-- Challenge --
Show every line in the entries below where the word "Global" appears.

— begin Given data —

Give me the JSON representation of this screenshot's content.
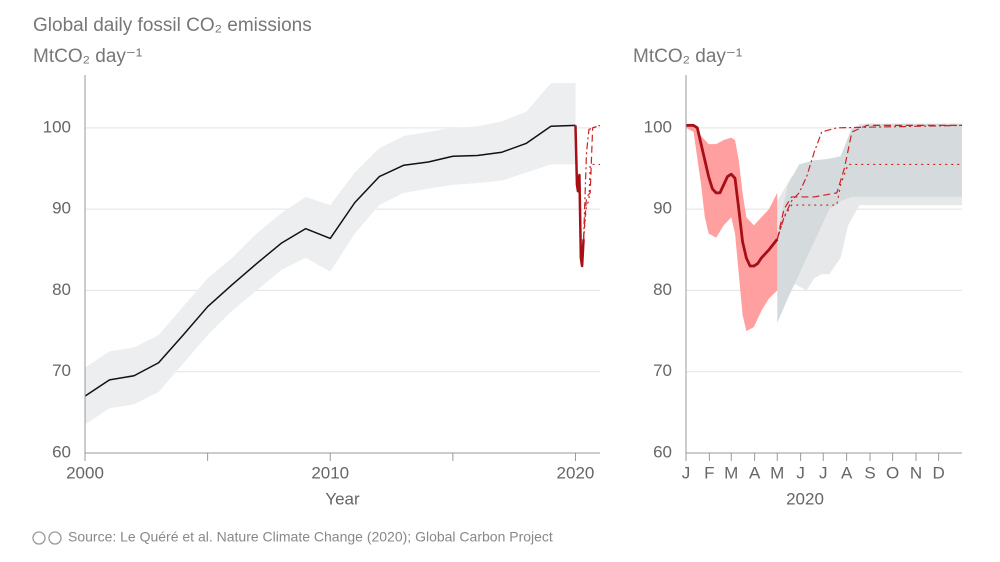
{
  "chart_data": [
    {
      "type": "line",
      "title": "Global daily fossil CO₂ emissions",
      "ylabel": "MtCO₂ day⁻¹",
      "xlabel": "Year",
      "xlim": [
        2000,
        2021
      ],
      "xticks": [
        2000,
        2010,
        2020
      ],
      "xminor": [
        2005,
        2015
      ],
      "ylim": [
        60,
        106.5
      ],
      "yticks": [
        60,
        70,
        80,
        90,
        100
      ],
      "grid": true,
      "bands": [
        {
          "color": "#eceeef",
          "x": [
            2000,
            2001,
            2002,
            2003,
            2004,
            2005,
            2006,
            2007,
            2008,
            2009,
            2010,
            2011,
            2012,
            2013,
            2014,
            2015,
            2016,
            2017,
            2018,
            2019,
            2020
          ],
          "upper": [
            70.5,
            72.5,
            73,
            74.5,
            78,
            81.5,
            84,
            87,
            89.5,
            91.5,
            90.5,
            94.5,
            97.5,
            99,
            99.5,
            100,
            100.2,
            100.8,
            102,
            105.5,
            105.5
          ],
          "lower": [
            63.5,
            65.5,
            66,
            67.5,
            71,
            74.5,
            77.5,
            80,
            82.5,
            84,
            82.3,
            87,
            90.5,
            92,
            92.5,
            93,
            93.2,
            93.5,
            94.5,
            95.5,
            95.5
          ]
        }
      ],
      "series": [
        {
          "color": "#111111",
          "width": 1.5,
          "dash": "solid",
          "x": [
            2000,
            2001,
            2002,
            2003,
            2004,
            2005,
            2006,
            2007,
            2008,
            2009,
            2010,
            2011,
            2012,
            2013,
            2014,
            2015,
            2016,
            2017,
            2018,
            2019,
            2020
          ],
          "values": [
            67.0,
            69.0,
            69.5,
            71.1,
            74.5,
            78.0,
            80.7,
            83.3,
            85.8,
            87.6,
            86.4,
            90.8,
            94.0,
            95.4,
            95.8,
            96.5,
            96.6,
            97.0,
            98.1,
            100.2,
            100.3
          ]
        },
        {
          "color": "#cc2222",
          "width": 1.2,
          "dash": "dashdot",
          "x": [
            2020.33,
            2020.45,
            2020.55,
            2021
          ],
          "values": [
            86.3,
            97,
            99.8,
            100.3
          ]
        },
        {
          "color": "#cc2222",
          "width": 1.2,
          "dash": "dash",
          "x": [
            2020.33,
            2020.45,
            2020.6,
            2020.7,
            2021
          ],
          "values": [
            86.3,
            91.5,
            92,
            100,
            100.3
          ]
        },
        {
          "color": "#cc2222",
          "width": 1.2,
          "dash": "dot",
          "x": [
            2020.33,
            2020.45,
            2020.55,
            2020.6,
            2021
          ],
          "values": [
            86.3,
            90.5,
            91,
            95.5,
            95.5
          ]
        },
        {
          "color": "#a50f15",
          "width": 2.5,
          "dash": "solid",
          "x": [
            2020,
            2020.06,
            2020.1,
            2020.16,
            2020.22,
            2020.27,
            2020.33
          ],
          "values": [
            100.3,
            93,
            92.2,
            94.2,
            84,
            83,
            86.3
          ]
        }
      ]
    },
    {
      "type": "line",
      "ylabel": "MtCO₂ day⁻¹",
      "xlabel": "2020",
      "xlim": [
        0,
        366
      ],
      "xticks": [
        {
          "value": 0,
          "label": "J"
        },
        {
          "value": 31,
          "label": "F"
        },
        {
          "value": 60,
          "label": "M"
        },
        {
          "value": 91,
          "label": "A"
        },
        {
          "value": 121,
          "label": "M"
        },
        {
          "value": 152,
          "label": "J"
        },
        {
          "value": 182,
          "label": "J"
        },
        {
          "value": 213,
          "label": "A"
        },
        {
          "value": 244,
          "label": "S"
        },
        {
          "value": 274,
          "label": "O"
        },
        {
          "value": 305,
          "label": "N"
        },
        {
          "value": 335,
          "label": "D"
        }
      ],
      "ylim": [
        60,
        106.5
      ],
      "yticks": [
        60,
        70,
        80,
        90,
        100
      ],
      "grid": true,
      "bands": [
        {
          "color": "#e6e8ea",
          "x": [
            121,
            140,
            160,
            170,
            180,
            190,
            205,
            215,
            230,
            366
          ],
          "upper": [
            91,
            94,
            95.5,
            96,
            96,
            96.2,
            96.5,
            98,
            100.5,
            100.5
          ],
          "lower": [
            80,
            81,
            80,
            81.5,
            82,
            82,
            84,
            88,
            90.5,
            90.5
          ]
        },
        {
          "color": "#d5dadd",
          "x": [
            121,
            135,
            150,
            170,
            190,
            205,
            220,
            240,
            366
          ],
          "upper": [
            87,
            93,
            95.5,
            96,
            96.2,
            96.5,
            100,
            100.5,
            100.5
          ],
          "lower": [
            76,
            79,
            82,
            86,
            90,
            91,
            91.5,
            91.5,
            91.5
          ]
        },
        {
          "color": "#ff9f9f",
          "x": [
            0,
            10,
            20,
            25,
            30,
            40,
            50,
            60,
            65,
            70,
            75,
            80,
            90,
            100,
            110,
            121
          ],
          "upper": [
            100.5,
            100.5,
            99,
            98.5,
            98,
            98,
            98.5,
            98.8,
            98.5,
            96,
            92,
            89,
            88,
            89,
            90,
            92
          ],
          "lower": [
            100,
            99.5,
            93,
            89,
            87,
            86.5,
            88,
            89,
            87,
            82,
            77,
            75,
            75.5,
            77.5,
            79,
            80
          ]
        }
      ],
      "series": [
        {
          "color": "#cc2222",
          "width": 1.2,
          "dash": "dashdot",
          "x": [
            121,
            130,
            140,
            150,
            160,
            170,
            180,
            200,
            366
          ],
          "values": [
            86.3,
            89,
            91,
            92,
            94,
            97,
            99.5,
            100,
            100.3
          ]
        },
        {
          "color": "#cc2222",
          "width": 1.2,
          "dash": "dash",
          "x": [
            121,
            130,
            140,
            170,
            200,
            210,
            220,
            240,
            366
          ],
          "values": [
            86.3,
            90,
            91.5,
            91.5,
            92,
            95,
            99.5,
            100.3,
            100.3
          ]
        },
        {
          "color": "#cc2222",
          "width": 1.2,
          "dash": "dot",
          "x": [
            121,
            130,
            140,
            200,
            205,
            215,
            366
          ],
          "values": [
            86.3,
            89,
            90.5,
            90.5,
            93,
            95.5,
            95.5
          ]
        },
        {
          "color": "#a50f15",
          "width": 2.8,
          "dash": "solid",
          "x": [
            0,
            10,
            15,
            20,
            25,
            30,
            35,
            40,
            45,
            50,
            55,
            60,
            65,
            70,
            75,
            80,
            85,
            90,
            95,
            100,
            110,
            121
          ],
          "values": [
            100.3,
            100.3,
            100,
            98,
            96,
            94,
            92.5,
            92,
            92,
            93,
            94,
            94.3,
            93.8,
            90,
            86,
            84,
            83,
            83,
            83.3,
            84,
            85,
            86.3
          ]
        }
      ]
    }
  ],
  "source": "Source: Le Quéré et al. Nature Climate Change (2020); Global Carbon Project"
}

— end Given data —

-- Expected answer --
      "title": "Global daily fossil CO₂ emissions",
  "source": "Source: Le Quéré et al. Nature Climate Change (2020); Global Carbon Project"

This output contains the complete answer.